→ To be done: Show every line in the entries below where the word "prices" appears.
━━━
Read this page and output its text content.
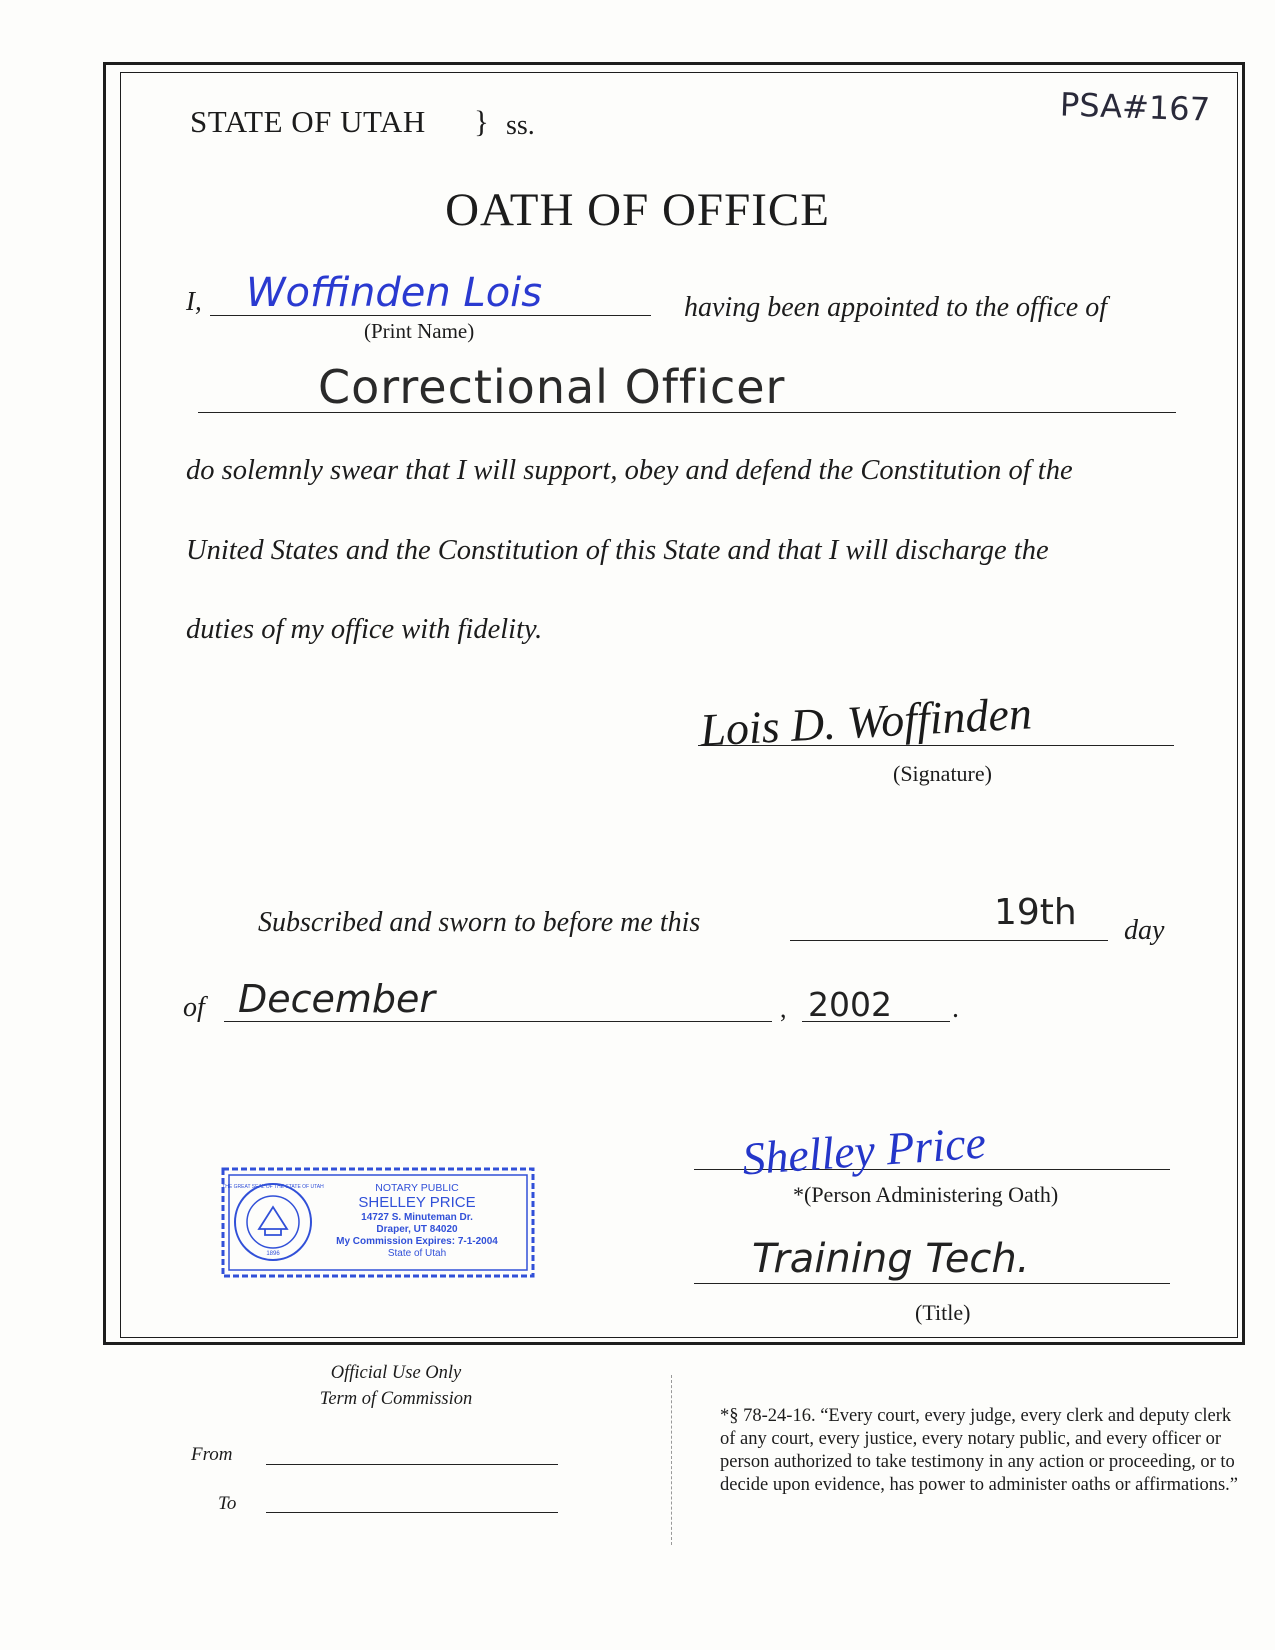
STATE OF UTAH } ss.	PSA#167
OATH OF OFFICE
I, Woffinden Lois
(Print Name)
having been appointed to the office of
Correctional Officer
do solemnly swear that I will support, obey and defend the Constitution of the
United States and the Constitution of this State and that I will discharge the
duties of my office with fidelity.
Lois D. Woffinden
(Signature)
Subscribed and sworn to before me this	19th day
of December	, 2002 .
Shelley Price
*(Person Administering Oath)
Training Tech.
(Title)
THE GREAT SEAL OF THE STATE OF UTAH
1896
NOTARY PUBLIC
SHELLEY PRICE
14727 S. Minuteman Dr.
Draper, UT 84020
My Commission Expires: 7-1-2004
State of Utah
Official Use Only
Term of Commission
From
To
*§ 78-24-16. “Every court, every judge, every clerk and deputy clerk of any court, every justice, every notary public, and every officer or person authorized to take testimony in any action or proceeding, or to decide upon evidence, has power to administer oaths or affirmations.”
━━━
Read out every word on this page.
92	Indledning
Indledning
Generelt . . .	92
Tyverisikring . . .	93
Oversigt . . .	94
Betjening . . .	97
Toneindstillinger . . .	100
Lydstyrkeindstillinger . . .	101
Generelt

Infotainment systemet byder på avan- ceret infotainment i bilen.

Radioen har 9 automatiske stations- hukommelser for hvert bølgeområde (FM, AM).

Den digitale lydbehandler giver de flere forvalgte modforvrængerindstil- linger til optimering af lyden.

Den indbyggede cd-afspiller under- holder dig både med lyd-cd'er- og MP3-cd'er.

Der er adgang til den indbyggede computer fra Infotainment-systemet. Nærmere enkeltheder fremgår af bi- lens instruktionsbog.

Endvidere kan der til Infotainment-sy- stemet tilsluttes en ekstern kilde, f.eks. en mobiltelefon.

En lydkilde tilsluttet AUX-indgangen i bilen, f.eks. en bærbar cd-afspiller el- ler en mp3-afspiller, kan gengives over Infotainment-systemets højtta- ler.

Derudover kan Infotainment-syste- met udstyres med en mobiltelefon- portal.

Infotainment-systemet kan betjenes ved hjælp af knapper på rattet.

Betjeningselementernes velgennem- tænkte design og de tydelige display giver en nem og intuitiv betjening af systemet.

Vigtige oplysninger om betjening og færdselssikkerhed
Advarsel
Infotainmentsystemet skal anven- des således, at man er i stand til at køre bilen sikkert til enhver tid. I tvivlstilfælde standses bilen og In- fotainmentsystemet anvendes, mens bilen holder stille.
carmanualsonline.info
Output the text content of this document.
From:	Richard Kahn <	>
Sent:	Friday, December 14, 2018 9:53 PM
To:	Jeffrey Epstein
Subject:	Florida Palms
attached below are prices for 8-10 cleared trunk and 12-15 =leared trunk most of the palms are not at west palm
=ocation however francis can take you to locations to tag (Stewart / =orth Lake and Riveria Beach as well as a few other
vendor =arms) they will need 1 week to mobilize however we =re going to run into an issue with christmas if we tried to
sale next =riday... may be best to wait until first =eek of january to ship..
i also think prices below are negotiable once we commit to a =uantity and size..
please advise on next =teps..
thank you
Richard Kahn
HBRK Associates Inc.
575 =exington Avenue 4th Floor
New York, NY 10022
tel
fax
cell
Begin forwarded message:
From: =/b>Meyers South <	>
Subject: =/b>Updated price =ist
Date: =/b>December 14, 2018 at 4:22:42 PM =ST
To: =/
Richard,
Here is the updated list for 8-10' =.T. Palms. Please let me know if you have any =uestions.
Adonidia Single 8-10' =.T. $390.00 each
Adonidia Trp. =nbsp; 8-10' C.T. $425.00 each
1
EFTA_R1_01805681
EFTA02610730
━━━
→ Written response:
attached below are prices for 8-10 cleared trunk and 12-15 =leared trunk most of the palms are not at west palm
i also think prices below are negotiable once we commit to a =uantity and size..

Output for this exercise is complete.